■ What you are asked to do ■
Which lines hold the word "após"? Copy each one.
(begin)
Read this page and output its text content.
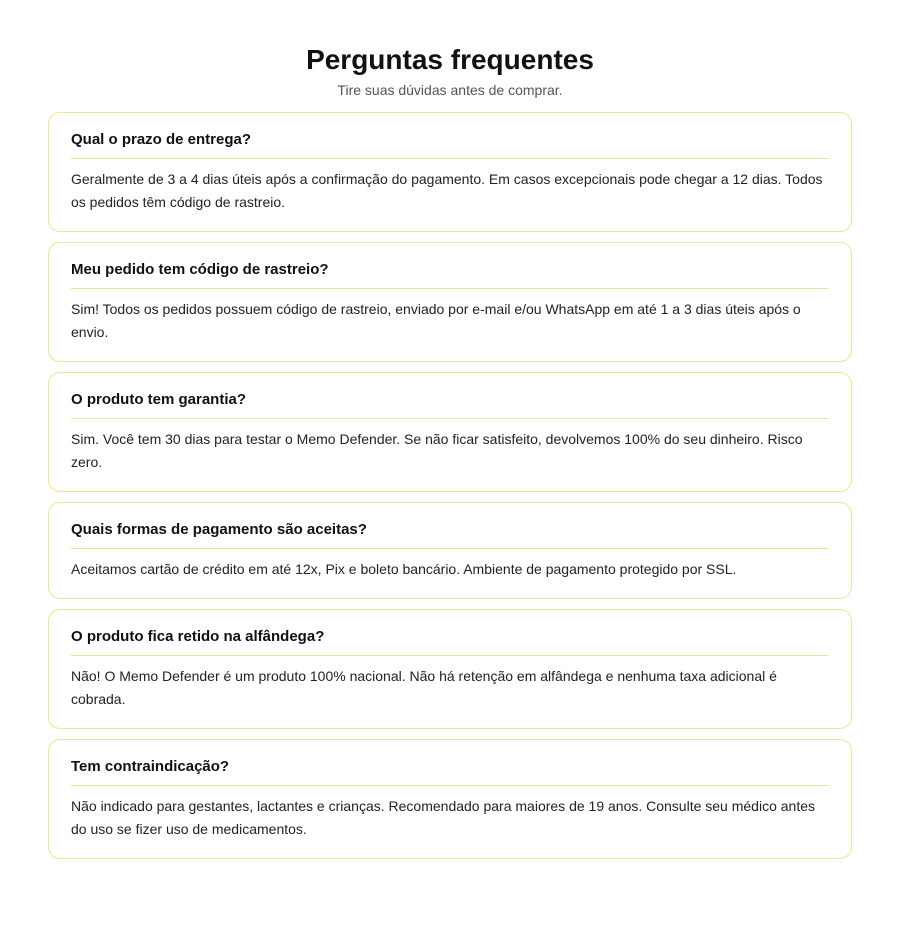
Perguntas frequentes

Tire suas dúvidas antes de comprar.

Qual o prazo de entrega?
Geralmente de 3 a 4 dias úteis após a confirmação do pagamento. Em casos excepcionais pode chegar a 12 dias. Todos os pedidos têm código de rastreio.
Meu pedido tem código de rastreio?
Sim! Todos os pedidos possuem código de rastreio, enviado por e-mail e/ou WhatsApp em até 1 a 3 dias úteis após o envio.
O produto tem garantia?
Sim. Você tem 30 dias para testar o Memo Defender. Se não ficar satisfeito, devolvemos 100% do seu dinheiro. Risco zero.
Quais formas de pagamento são aceitas?
Aceitamos cartão de crédito em até 12x, Pix e boleto bancário. Ambiente de pagamento protegido por SSL.
O produto fica retido na alfândega?
Não! O Memo Defender é um produto 100% nacional. Não há retenção em alfândega e nenhuma taxa adicional é cobrada.
Tem contraindicação?
Não indicado para gestantes, lactantes e crianças. Recomendado para maiores de 19 anos. Consulte seu médico antes do uso se fizer uso de medicamentos.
(end)
■ Solved problem ■
Geralmente de 3 a 4 dias úteis após a confirmação do pagamento. Em casos excepcionais pode chegar a 12 dias. Todos os pedidos têm código de rastreio.
Sim! Todos os pedidos possuem código de rastreio, enviado por e-mail e/ou WhatsApp em até 1 a 3 dias úteis após o envio.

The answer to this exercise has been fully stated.